Problem requirements:
Review the listing and copy each line that holds the word "workspace".

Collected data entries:

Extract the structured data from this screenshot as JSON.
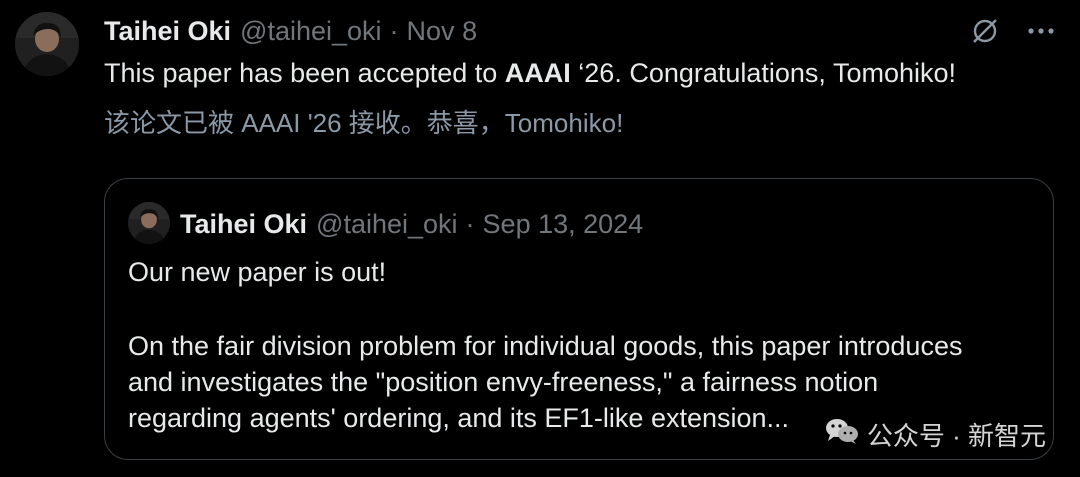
{
  "tweet": {
    "author_name": "Taihei Oki",
    "handle": "@taihei_oki",
    "separator": "·",
    "date": "Nov 8",
    "text_before": "This paper has been accepted to ",
    "text_bold": "AAAI",
    "text_after": " ‘26. Congratulations, Tomohiko!",
    "translation": "该论文已被 AAAI '26 接收。恭喜，Tomohiko!",
    "icons": [
      "grok-icon",
      "more-icon"
    ]
  },
  "quoted": {
    "author_name": "Taihei Oki",
    "handle": "@taihei_oki",
    "separator": "·",
    "date": "Sep 13, 2024",
    "line1": "Our new paper is out!",
    "line2": "On the fair division problem for individual goods, this paper introduces",
    "line3": "and investigates the \"position envy-freeness,\" a fairness notion",
    "line4": "regarding agents' ordering, and its EF1-like extension..."
  },
  "watermark": {
    "text": "公众号 · 新智元",
    "icon": "wechat-icon"
  },
  "colors": {
    "background": "#000000",
    "primary_text": "#e7e9ea",
    "secondary_text": "#71767b",
    "border": "#3a3f44"
  }
}
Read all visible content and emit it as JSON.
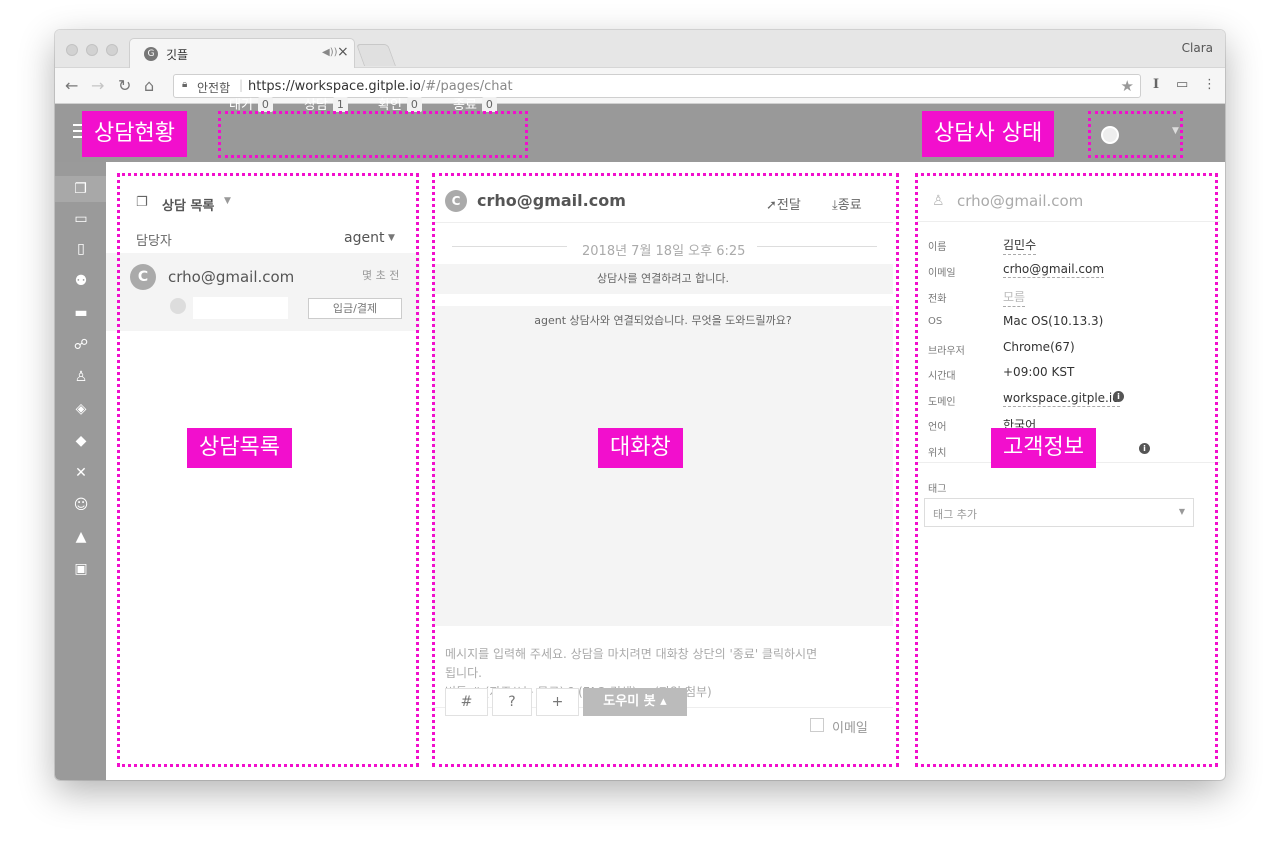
{
  "browser": {
    "tab_title": "깃플",
    "tab_favicon": "G",
    "user": "Clara",
    "secure_label": "안전함",
    "url_host": "https://workspace.gitple.io",
    "url_path": "/#/pages/chat"
  },
  "annotations": {
    "status_label": "상담현황",
    "agent_status_label": "상담사 상태",
    "list_label": "상담목록",
    "chat_label": "대화창",
    "customer_label": "고객정보",
    "accent_color": "#f20fcd"
  },
  "status_tabs": [
    {
      "label": "대기",
      "count": "0"
    },
    {
      "label": "상담",
      "count": "1"
    },
    {
      "label": "확인",
      "count": "0"
    },
    {
      "label": "종료",
      "count": "0"
    }
  ],
  "chat_list": {
    "title": "상담 목록",
    "assignee_label": "담당자",
    "assignee_value": "agent",
    "items": [
      {
        "avatar": "C",
        "email": "crho@gmail.com",
        "time": "몇 초 전",
        "action": "입금/결제"
      }
    ]
  },
  "chat": {
    "avatar": "C",
    "title": "crho@gmail.com",
    "forward_label": "전달",
    "end_label": "종료",
    "date": "2018년 7월 18일 오후 6:25",
    "system_messages": [
      "상담사를 연결하려고 합니다.",
      "agent 상담사와 연결되었습니다. 무엇을 도와드릴까요?"
    ],
    "input_placeholder_lines": [
      "메시지를 입력해 주세요. 상담을 마치려면 대화창 상단의 '종료' 클릭하시면",
      "됩니다.",
      "버튼 # (자주쓰는 문구) ? (FAQ 검색) + (파일 첨부)"
    ],
    "buttons": [
      "#",
      "?",
      "+"
    ],
    "bot_button": "도우미 봇",
    "email_checkbox_label": "이메일"
  },
  "customer": {
    "title": "crho@gmail.com",
    "fields": [
      {
        "label": "이름",
        "value": "김민수"
      },
      {
        "label": "이메일",
        "value": "crho@gmail.com"
      },
      {
        "label": "전화",
        "value": "모름"
      },
      {
        "label": "OS",
        "value": "Mac OS(10.13.3)"
      },
      {
        "label": "브라우저",
        "value": "Chrome(67)"
      },
      {
        "label": "시간대",
        "value": "+09:00 KST"
      },
      {
        "label": "도메인",
        "value": "workspace.gitple.io"
      },
      {
        "label": "언어",
        "value": "한국어"
      },
      {
        "label": "위치",
        "value": ""
      }
    ],
    "tag_label": "태그",
    "tag_placeholder": "태그 추가"
  },
  "sidebar_icons": [
    "chat-icon",
    "monitor-icon",
    "clipboard-icon",
    "users-icon",
    "briefcase-icon",
    "sitemap-icon",
    "android-icon",
    "graduation-cap-icon",
    "tags-icon",
    "tools-icon",
    "smile-icon",
    "flask-icon",
    "comment-smile-icon"
  ]
}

Answer to the task:
    "url_host": "https://workspace.gitple.io",
        "value": "workspace.gitple.io"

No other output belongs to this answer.